■ Information provided

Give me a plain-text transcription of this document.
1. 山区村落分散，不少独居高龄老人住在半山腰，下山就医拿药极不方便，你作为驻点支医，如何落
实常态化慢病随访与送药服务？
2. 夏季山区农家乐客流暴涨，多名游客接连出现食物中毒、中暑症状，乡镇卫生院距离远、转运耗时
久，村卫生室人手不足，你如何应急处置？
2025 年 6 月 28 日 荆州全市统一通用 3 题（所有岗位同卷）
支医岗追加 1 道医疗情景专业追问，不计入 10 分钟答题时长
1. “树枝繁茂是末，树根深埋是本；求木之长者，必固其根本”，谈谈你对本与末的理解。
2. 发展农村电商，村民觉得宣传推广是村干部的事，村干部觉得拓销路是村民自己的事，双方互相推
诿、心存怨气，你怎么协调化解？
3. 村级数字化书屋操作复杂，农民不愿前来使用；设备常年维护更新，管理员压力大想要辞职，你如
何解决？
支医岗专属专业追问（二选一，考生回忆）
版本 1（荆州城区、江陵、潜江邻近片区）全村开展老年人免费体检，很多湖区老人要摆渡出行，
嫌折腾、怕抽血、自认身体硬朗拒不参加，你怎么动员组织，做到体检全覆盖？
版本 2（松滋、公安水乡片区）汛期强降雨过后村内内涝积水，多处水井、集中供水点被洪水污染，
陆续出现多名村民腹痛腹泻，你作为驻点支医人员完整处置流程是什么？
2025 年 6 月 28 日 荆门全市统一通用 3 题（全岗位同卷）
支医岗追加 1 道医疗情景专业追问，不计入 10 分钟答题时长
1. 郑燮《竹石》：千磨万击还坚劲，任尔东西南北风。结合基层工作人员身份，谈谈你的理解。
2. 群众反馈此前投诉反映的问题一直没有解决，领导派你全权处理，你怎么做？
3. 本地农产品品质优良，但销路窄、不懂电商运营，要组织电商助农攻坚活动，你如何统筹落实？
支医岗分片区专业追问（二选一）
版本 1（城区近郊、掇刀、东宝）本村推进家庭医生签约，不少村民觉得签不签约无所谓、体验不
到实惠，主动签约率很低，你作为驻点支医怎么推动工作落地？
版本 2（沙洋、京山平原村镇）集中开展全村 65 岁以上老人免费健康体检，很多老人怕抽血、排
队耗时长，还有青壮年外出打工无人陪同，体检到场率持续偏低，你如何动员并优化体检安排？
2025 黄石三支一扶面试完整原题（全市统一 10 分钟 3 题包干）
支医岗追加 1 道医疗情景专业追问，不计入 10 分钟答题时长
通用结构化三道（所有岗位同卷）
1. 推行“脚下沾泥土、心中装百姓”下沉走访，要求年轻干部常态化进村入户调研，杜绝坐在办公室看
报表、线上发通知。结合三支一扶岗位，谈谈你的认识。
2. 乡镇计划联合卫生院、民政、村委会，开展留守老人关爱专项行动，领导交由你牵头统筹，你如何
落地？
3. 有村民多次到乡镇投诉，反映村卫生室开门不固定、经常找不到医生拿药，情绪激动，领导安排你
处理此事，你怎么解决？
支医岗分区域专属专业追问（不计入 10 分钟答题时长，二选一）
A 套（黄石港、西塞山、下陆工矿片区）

■ Work instructions
Find and count the lines of the data that include the string "所有岗位同卷", and report that figure by itself.

■ Task output
2